Task brief: For this exercise, copy out each line of the material below that includes "heading".

Data in this exercise:
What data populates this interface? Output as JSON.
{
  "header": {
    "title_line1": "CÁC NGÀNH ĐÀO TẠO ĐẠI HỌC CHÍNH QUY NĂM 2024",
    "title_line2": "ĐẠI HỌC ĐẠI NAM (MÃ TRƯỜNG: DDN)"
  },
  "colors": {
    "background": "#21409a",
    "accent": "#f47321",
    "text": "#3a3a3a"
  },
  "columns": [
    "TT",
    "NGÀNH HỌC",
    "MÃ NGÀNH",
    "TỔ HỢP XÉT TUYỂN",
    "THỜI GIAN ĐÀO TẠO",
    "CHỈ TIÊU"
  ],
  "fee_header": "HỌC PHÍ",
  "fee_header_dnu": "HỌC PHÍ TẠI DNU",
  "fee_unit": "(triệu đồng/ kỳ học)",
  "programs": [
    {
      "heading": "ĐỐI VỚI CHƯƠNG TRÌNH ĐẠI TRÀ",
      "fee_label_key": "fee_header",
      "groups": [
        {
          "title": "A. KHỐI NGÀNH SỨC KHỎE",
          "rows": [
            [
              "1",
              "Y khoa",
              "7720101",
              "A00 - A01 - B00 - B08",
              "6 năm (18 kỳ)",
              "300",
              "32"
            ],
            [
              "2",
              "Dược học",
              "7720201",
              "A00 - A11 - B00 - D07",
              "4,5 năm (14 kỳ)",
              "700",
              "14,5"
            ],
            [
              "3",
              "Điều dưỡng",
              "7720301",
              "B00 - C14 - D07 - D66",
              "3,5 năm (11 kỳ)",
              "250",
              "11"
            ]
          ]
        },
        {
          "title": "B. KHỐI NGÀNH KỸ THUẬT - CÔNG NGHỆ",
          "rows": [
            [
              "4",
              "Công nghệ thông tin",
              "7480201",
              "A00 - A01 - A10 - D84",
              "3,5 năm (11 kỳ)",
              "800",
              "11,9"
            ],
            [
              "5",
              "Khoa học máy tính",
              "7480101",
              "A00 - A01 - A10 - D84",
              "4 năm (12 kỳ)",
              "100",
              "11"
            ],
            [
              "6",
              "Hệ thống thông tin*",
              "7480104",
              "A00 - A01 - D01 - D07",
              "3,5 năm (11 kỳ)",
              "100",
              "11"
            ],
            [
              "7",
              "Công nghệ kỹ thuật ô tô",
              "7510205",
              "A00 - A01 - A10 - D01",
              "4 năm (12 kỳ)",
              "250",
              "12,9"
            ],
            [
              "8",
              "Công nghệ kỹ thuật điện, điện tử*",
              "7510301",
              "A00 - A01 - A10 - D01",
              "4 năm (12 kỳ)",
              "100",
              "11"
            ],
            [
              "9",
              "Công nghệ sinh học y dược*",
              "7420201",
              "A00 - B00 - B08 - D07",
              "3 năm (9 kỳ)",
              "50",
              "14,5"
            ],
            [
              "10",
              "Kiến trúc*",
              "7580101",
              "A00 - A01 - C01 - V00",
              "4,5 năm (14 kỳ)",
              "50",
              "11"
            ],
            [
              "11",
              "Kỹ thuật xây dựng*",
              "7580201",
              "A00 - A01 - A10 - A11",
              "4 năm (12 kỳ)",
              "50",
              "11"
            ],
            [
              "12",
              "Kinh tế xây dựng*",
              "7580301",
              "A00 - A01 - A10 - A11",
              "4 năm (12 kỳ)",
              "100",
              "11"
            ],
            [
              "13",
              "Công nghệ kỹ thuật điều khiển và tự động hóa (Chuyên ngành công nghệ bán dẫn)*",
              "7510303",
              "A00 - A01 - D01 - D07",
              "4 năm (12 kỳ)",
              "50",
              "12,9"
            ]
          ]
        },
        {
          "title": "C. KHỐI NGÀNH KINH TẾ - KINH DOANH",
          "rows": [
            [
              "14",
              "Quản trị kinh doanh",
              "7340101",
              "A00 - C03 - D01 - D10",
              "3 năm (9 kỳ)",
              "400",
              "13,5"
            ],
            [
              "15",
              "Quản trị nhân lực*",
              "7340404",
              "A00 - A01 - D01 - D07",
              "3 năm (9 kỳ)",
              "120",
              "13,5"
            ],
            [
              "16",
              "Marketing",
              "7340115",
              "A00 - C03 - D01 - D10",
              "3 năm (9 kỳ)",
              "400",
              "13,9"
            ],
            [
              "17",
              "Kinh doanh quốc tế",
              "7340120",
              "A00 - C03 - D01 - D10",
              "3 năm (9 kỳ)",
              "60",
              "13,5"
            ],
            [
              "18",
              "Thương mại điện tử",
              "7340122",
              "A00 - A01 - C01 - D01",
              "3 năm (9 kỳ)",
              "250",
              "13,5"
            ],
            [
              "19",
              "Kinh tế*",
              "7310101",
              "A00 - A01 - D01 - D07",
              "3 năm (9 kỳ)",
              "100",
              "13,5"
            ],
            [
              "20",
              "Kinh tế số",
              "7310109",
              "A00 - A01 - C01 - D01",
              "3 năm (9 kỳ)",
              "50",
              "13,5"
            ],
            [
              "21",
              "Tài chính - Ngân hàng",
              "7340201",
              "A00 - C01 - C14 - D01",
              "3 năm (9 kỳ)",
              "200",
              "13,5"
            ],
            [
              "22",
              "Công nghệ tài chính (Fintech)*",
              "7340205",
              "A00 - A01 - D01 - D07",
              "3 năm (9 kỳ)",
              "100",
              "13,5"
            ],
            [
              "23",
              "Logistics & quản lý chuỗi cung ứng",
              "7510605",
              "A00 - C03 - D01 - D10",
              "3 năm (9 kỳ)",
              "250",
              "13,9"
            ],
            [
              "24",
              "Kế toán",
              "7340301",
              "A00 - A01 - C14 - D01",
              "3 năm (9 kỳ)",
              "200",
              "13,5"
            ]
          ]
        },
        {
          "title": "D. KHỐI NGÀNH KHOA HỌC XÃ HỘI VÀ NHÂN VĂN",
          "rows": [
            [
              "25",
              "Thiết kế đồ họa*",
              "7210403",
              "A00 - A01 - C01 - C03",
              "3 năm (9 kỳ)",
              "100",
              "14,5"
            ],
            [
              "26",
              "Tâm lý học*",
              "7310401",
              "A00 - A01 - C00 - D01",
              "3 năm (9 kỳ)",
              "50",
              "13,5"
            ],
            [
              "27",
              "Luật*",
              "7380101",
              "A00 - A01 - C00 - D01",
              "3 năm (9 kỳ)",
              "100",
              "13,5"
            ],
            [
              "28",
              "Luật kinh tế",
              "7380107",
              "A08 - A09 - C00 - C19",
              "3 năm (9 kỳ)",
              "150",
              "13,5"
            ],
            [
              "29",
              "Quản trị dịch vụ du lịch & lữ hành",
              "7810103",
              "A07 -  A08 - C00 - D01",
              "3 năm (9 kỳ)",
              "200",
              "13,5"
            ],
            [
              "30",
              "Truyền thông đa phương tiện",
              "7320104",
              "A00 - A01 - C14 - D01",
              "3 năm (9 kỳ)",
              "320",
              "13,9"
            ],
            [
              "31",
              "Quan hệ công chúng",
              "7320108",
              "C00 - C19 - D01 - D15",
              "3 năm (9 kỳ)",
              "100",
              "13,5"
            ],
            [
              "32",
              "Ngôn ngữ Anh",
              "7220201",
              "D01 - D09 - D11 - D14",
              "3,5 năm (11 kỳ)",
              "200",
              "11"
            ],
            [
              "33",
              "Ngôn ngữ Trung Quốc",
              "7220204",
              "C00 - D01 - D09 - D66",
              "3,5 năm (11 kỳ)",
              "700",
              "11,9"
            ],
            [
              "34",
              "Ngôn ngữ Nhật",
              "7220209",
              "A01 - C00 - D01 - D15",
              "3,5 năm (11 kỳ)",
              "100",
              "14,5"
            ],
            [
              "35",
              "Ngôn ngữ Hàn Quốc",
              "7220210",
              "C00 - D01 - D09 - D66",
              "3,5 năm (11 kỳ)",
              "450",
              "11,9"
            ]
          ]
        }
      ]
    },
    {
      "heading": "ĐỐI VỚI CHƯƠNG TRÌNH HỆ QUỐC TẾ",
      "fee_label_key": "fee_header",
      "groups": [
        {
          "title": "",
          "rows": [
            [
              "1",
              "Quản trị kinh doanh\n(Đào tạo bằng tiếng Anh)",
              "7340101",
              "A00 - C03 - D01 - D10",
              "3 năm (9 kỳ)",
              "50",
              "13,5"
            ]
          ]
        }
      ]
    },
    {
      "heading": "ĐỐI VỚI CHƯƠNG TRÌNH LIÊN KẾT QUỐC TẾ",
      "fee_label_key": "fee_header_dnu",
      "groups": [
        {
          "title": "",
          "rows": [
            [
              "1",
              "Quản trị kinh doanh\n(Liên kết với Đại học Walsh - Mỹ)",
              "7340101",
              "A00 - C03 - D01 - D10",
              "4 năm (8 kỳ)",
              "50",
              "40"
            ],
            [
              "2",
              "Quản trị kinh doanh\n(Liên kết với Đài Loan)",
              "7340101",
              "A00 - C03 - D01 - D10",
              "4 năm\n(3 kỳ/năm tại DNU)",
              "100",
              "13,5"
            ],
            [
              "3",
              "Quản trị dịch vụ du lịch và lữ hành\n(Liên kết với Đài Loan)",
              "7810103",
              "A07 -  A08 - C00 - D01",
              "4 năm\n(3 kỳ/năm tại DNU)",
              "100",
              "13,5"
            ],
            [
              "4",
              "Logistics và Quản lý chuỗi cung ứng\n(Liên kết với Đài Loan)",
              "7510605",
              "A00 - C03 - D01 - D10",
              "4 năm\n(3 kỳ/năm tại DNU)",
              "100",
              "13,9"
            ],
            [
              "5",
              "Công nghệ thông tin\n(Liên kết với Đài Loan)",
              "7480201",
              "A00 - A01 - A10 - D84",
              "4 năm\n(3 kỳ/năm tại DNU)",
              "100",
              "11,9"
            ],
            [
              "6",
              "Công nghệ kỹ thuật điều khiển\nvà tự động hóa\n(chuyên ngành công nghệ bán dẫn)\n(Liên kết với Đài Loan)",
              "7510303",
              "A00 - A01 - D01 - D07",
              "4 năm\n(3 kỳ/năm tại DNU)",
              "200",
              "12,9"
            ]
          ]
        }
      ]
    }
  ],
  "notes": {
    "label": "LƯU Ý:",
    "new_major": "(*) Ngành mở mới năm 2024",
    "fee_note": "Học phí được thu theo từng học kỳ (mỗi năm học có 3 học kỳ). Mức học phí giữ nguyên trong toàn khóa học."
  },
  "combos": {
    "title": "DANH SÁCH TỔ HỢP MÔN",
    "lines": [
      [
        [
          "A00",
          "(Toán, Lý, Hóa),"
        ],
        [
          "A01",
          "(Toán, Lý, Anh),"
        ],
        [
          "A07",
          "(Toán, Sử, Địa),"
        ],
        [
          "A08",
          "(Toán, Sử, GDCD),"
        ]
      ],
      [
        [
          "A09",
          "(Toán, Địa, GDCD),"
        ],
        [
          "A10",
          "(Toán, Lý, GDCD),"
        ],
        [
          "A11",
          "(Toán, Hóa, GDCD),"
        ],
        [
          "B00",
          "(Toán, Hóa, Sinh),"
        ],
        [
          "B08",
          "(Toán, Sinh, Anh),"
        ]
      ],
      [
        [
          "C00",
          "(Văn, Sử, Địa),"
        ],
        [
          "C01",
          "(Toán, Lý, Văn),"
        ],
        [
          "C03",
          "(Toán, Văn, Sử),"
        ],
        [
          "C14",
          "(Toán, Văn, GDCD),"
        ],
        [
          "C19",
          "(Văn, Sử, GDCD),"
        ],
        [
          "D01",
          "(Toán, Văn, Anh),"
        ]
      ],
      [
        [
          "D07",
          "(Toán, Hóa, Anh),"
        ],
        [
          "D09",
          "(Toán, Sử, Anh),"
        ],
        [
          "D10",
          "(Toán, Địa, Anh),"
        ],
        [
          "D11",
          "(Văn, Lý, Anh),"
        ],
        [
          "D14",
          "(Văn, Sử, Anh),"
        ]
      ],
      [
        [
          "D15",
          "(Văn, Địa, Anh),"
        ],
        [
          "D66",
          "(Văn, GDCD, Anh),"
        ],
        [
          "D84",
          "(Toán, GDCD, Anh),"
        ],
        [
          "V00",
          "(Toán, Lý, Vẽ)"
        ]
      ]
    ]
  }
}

Result of the exercise:
      "heading": "ĐỐI VỚI CHƯƠNG TRÌNH ĐẠI TRÀ",
      "heading": "ĐỐI VỚI CHƯƠNG TRÌNH HỆ QUỐC TẾ",
      "heading": "ĐỐI VỚI CHƯƠNG TRÌNH LIÊN KẾT QUỐC TẾ",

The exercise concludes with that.